• [EXERCISE DETAILS]:
Reproduce every line of the material below as a numbered list, omitting blank lines. Leave the pictures out of your answer.

• [PROVIDED MATERIAL]:
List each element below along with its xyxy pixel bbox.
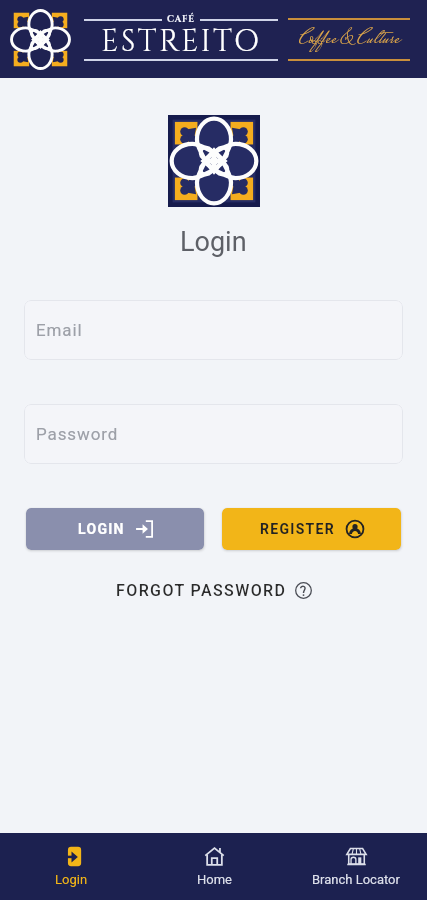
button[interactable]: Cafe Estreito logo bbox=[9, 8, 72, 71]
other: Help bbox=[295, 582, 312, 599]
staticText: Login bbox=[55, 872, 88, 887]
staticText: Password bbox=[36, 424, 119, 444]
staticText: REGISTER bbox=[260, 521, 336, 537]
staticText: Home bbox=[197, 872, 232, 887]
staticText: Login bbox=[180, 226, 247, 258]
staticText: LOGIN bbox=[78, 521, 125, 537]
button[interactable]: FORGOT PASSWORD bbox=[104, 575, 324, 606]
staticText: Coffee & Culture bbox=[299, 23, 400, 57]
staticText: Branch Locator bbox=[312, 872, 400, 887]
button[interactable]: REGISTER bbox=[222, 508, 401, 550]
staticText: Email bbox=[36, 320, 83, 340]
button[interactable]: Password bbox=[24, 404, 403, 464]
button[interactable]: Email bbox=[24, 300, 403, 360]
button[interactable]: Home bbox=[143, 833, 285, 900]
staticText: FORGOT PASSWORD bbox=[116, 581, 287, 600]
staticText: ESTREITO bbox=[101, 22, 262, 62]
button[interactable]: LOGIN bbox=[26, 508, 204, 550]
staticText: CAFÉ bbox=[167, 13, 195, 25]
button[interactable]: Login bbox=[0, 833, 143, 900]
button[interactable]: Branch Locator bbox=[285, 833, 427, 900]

• [WRITTEN RESPONSE]:
1. List each element below along with its xyxy pixel bbox.
2. button[interactable]: Cafe Estreito logo bbox=[9, 8, 72, 71]
3. other: Help bbox=[295, 582, 312, 599]
4. staticText: Login bbox=[55, 872, 88, 887]
5. staticText: Password bbox=[36, 424, 119, 444]
6. staticText: REGISTER bbox=[260, 521, 336, 537]
7. staticText: Home bbox=[197, 872, 232, 887]
8. staticText: Login bbox=[180, 226, 247, 258]
9. staticText: LOGIN bbox=[78, 521, 125, 537]
10. button[interactable]: FORGOT PASSWORD bbox=[104, 575, 324, 606]
11. staticText: Coffee & Culture bbox=[299, 23, 400, 57]
12. staticText: Branch Locator bbox=[312, 872, 400, 887]
13. button[interactable]: REGISTER bbox=[222, 508, 401, 550]
14. staticText: Email bbox=[36, 320, 83, 340]
15. button[interactable]: Password bbox=[24, 404, 403, 464]
16. button[interactable]: Email bbox=[24, 300, 403, 360]
17. button[interactable]: Home bbox=[143, 833, 285, 900]
18. staticText: FORGOT PASSWORD bbox=[116, 581, 287, 600]
19. staticText: ESTREITO bbox=[101, 22, 262, 62]
20. button[interactable]: LOGIN bbox=[26, 508, 204, 550]
21. staticText: CAFÉ bbox=[167, 13, 195, 25]
22. button[interactable]: Login bbox=[0, 833, 143, 900]
23. button[interactable]: Branch Locator bbox=[285, 833, 427, 900]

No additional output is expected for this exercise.